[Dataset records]
■ ■ ■ ■ ■

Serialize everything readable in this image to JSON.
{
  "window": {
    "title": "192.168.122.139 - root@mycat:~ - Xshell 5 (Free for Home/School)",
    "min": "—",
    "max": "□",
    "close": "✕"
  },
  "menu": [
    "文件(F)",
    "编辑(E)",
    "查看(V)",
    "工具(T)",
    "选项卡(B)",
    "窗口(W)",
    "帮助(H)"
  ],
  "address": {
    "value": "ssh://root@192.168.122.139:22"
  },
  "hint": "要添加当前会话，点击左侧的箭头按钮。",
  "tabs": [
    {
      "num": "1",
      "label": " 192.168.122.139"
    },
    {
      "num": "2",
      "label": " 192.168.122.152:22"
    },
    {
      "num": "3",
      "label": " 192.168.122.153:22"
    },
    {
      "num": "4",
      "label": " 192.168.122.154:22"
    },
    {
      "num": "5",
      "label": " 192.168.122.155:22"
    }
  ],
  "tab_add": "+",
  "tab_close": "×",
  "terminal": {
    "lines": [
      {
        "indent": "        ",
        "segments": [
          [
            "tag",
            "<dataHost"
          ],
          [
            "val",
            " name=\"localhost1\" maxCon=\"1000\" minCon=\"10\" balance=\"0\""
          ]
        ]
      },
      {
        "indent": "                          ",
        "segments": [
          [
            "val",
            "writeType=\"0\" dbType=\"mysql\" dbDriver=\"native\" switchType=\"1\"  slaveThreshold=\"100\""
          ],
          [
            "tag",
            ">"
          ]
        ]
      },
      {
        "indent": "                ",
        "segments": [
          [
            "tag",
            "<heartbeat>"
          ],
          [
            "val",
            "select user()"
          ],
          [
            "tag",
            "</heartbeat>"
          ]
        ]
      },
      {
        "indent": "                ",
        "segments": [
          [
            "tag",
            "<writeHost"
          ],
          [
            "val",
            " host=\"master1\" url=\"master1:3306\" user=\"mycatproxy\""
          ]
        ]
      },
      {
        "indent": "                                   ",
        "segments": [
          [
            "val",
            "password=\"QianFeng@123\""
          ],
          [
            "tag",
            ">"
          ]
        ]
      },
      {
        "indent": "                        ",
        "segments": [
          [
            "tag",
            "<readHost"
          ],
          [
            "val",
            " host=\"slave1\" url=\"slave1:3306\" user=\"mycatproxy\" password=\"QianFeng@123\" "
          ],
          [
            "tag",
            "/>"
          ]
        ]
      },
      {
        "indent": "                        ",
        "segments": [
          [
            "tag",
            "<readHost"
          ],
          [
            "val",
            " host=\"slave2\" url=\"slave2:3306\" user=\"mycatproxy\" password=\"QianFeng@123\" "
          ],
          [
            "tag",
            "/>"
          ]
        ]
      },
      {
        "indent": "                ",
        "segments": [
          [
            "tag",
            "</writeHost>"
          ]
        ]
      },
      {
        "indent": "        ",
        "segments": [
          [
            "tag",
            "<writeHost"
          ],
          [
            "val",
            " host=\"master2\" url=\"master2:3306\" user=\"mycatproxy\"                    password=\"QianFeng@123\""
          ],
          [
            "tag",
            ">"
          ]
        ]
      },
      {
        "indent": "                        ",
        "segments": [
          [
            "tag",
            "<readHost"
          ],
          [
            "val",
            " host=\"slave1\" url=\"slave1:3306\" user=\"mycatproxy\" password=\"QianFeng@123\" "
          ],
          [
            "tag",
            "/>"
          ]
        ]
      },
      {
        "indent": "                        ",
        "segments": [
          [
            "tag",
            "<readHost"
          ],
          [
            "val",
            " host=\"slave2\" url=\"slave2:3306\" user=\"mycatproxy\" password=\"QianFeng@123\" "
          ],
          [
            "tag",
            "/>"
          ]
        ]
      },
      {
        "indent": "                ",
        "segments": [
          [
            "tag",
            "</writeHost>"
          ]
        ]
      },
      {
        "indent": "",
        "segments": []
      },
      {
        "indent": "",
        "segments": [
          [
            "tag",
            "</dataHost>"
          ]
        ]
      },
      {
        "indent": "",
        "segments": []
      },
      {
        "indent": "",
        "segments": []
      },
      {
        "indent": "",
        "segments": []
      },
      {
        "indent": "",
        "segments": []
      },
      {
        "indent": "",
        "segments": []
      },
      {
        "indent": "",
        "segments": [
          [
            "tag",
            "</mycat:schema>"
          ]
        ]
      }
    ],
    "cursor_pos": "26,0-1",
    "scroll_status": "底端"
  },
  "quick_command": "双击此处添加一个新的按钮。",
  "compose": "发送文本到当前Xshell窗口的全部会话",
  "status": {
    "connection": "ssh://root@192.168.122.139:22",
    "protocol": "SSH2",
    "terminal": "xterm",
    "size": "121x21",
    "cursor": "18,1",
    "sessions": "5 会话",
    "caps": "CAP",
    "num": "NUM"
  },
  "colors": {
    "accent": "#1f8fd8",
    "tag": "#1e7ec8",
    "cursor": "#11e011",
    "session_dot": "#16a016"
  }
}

■ ■ ■ ■ ■

## [What needs to be done]
Write down all the entries again without a single difference.

## [Correct result]
Serialize everything readable in this image to JSON.
{
  "window": {
    "title": "192.168.122.139 - root@mycat:~ - Xshell 5 (Free for Home/School)",
    "min": "—",
    "max": "□",
    "close": "✕"
  },
  "menu": [
    "文件(F)",
    "编辑(E)",
    "查看(V)",
    "工具(T)",
    "选项卡(B)",
    "窗口(W)",
    "帮助(H)"
  ],
  "address": {
    "value": "ssh://root@192.168.122.139:22"
  },
  "hint": "要添加当前会话，点击左侧的箭头按钮。",
  "tabs": [
    {
      "num": "1",
      "label": " 192.168.122.139"
    },
    {
      "num": "2",
      "label": " 192.168.122.152:22"
    },
    {
      "num": "3",
      "label": " 192.168.122.153:22"
    },
    {
      "num": "4",
      "label": " 192.168.122.154:22"
    },
    {
      "num": "5",
      "label": " 192.168.122.155:22"
    }
  ],
  "tab_add": "+",
  "tab_close": "×",
  "terminal": {
    "lines": [
      {
        "indent": "        ",
        "segments": [
          [
            "tag",
            "<dataHost"
          ],
          [
            "val",
            " name=\"localhost1\" maxCon=\"1000\" minCon=\"10\" balance=\"0\""
          ]
        ]
      },
      {
        "indent": "                          ",
        "segments": [
          [
            "val",
            "writeType=\"0\" dbType=\"mysql\" dbDriver=\"native\" switchType=\"1\"  slaveThreshold=\"100\""
          ],
          [
            "tag",
            ">"
          ]
        ]
      },
      {
        "indent": "                ",
        "segments": [
          [
            "tag",
            "<heartbeat>"
          ],
          [
            "val",
            "select user()"
          ],
          [
            "tag",
            "</heartbeat>"
          ]
        ]
      },
      {
        "indent": "                ",
        "segments": [
          [
            "tag",
            "<writeHost"
          ],
          [
            "val",
            " host=\"master1\" url=\"master1:3306\" user=\"mycatproxy\""
          ]
        ]
      },
      {
        "indent": "                                   ",
        "segments": [
          [
            "val",
            "password=\"QianFeng@123\""
          ],
          [
            "tag",
            ">"
          ]
        ]
      },
      {
        "indent": "                        ",
        "segments": [
          [
            "tag",
            "<readHost"
          ],
          [
            "val",
            " host=\"slave1\" url=\"slave1:3306\" user=\"mycatproxy\" password=\"QianFeng@123\" "
          ],
          [
            "tag",
            "/>"
          ]
        ]
      },
      {
        "indent": "                        ",
        "segments": [
          [
            "tag",
            "<readHost"
          ],
          [
            "val",
            " host=\"slave2\" url=\"slave2:3306\" user=\"mycatproxy\" password=\"QianFeng@123\" "
          ],
          [
            "tag",
            "/>"
          ]
        ]
      },
      {
        "indent": "                ",
        "segments": [
          [
            "tag",
            "</writeHost>"
          ]
        ]
      },
      {
        "indent": "        ",
        "segments": [
          [
            "tag",
            "<writeHost"
          ],
          [
            "val",
            " host=\"master2\" url=\"master2:3306\" user=\"mycatproxy\"                    password=\"QianFeng@123\""
          ],
          [
            "tag",
            ">"
          ]
        ]
      },
      {
        "indent": "                        ",
        "segments": [
          [
            "tag",
            "<readHost"
          ],
          [
            "val",
            " host=\"slave1\" url=\"slave1:3306\" user=\"mycatproxy\" password=\"QianFeng@123\" "
          ],
          [
            "tag",
            "/>"
          ]
        ]
      },
      {
        "indent": "                        ",
        "segments": [
          [
            "tag",
            "<readHost"
          ],
          [
            "val",
            " host=\"slave2\" url=\"slave2:3306\" user=\"mycatproxy\" password=\"QianFeng@123\" "
          ],
          [
            "tag",
            "/>"
          ]
        ]
      },
      {
        "indent": "                ",
        "segments": [
          [
            "tag",
            "</writeHost>"
          ]
        ]
      },
      {
        "indent": "",
        "segments": []
      },
      {
        "indent": "",
        "segments": [
          [
            "tag",
            "</dataHost>"
          ]
        ]
      },
      {
        "indent": "",
        "segments": []
      },
      {
        "indent": "",
        "segments": []
      },
      {
        "indent": "",
        "segments": []
      },
      {
        "indent": "",
        "segments": []
      },
      {
        "indent": "",
        "segments": []
      },
      {
        "indent": "",
        "segments": [
          [
            "tag",
            "</mycat:schema>"
          ]
        ]
      }
    ],
    "cursor_pos": "26,0-1",
    "scroll_status": "底端"
  },
  "quick_command": "双击此处添加一个新的按钮。",
  "compose": "发送文本到当前Xshell窗口的全部会话",
  "status": {
    "connection": "ssh://root@192.168.122.139:22",
    "protocol": "SSH2",
    "terminal": "xterm",
    "size": "121x21",
    "cursor": "18,1",
    "sessions": "5 会话",
    "caps": "CAP",
    "num": "NUM"
  },
  "colors": {
    "accent": "#1f8fd8",
    "tag": "#1e7ec8",
    "cursor": "#11e011",
    "session_dot": "#16a016"
  }
}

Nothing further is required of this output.